(Aim)
Retype every entry in its entirety, without alteration.

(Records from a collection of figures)
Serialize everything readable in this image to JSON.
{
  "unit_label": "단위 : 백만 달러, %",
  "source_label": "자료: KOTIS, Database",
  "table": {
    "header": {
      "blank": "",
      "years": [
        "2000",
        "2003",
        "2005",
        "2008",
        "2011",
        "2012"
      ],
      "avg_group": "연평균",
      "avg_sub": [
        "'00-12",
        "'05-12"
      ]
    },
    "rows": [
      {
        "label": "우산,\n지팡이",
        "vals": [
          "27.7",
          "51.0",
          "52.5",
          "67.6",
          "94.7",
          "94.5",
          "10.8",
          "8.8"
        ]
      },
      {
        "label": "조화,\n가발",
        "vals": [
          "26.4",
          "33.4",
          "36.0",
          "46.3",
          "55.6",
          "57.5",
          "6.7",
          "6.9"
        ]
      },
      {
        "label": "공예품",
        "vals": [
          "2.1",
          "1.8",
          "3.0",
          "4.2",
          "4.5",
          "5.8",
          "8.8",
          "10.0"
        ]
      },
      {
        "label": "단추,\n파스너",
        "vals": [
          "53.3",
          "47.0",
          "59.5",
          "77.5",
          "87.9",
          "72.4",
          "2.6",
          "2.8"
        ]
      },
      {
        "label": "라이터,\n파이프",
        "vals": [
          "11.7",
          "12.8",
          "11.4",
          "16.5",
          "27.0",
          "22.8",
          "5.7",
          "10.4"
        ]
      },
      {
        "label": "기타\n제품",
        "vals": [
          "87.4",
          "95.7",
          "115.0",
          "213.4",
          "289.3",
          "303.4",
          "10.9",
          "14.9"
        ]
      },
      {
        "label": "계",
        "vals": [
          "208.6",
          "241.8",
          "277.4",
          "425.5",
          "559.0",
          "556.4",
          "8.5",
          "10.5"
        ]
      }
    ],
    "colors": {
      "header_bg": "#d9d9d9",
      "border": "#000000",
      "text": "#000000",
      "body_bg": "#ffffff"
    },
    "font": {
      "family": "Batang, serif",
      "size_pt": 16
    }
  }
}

(Result of the exercise)
Serialize everything readable in this image to JSON.
{
  "unit_label": "단위 : 백만 달러, %",
  "source_label": "자료: KOTIS, Database",
  "table": {
    "header": {
      "blank": "",
      "years": [
        "2000",
        "2003",
        "2005",
        "2008",
        "2011",
        "2012"
      ],
      "avg_group": "연평균",
      "avg_sub": [
        "'00-12",
        "'05-12"
      ]
    },
    "rows": [
      {
        "label": "우산,\n지팡이",
        "vals": [
          "27.7",
          "51.0",
          "52.5",
          "67.6",
          "94.7",
          "94.5",
          "10.8",
          "8.8"
        ]
      },
      {
        "label": "조화,\n가발",
        "vals": [
          "26.4",
          "33.4",
          "36.0",
          "46.3",
          "55.6",
          "57.5",
          "6.7",
          "6.9"
        ]
      },
      {
        "label": "공예품",
        "vals": [
          "2.1",
          "1.8",
          "3.0",
          "4.2",
          "4.5",
          "5.8",
          "8.8",
          "10.0"
        ]
      },
      {
        "label": "단추,\n파스너",
        "vals": [
          "53.3",
          "47.0",
          "59.5",
          "77.5",
          "87.9",
          "72.4",
          "2.6",
          "2.8"
        ]
      },
      {
        "label": "라이터,\n파이프",
        "vals": [
          "11.7",
          "12.8",
          "11.4",
          "16.5",
          "27.0",
          "22.8",
          "5.7",
          "10.4"
        ]
      },
      {
        "label": "기타\n제품",
        "vals": [
          "87.4",
          "95.7",
          "115.0",
          "213.4",
          "289.3",
          "303.4",
          "10.9",
          "14.9"
        ]
      },
      {
        "label": "계",
        "vals": [
          "208.6",
          "241.8",
          "277.4",
          "425.5",
          "559.0",
          "556.4",
          "8.5",
          "10.5"
        ]
      }
    ],
    "colors": {
      "header_bg": "#d9d9d9",
      "border": "#000000",
      "text": "#000000",
      "body_bg": "#ffffff"
    },
    "font": {
      "family": "Batang, serif",
      "size_pt": 16
    }
  }
}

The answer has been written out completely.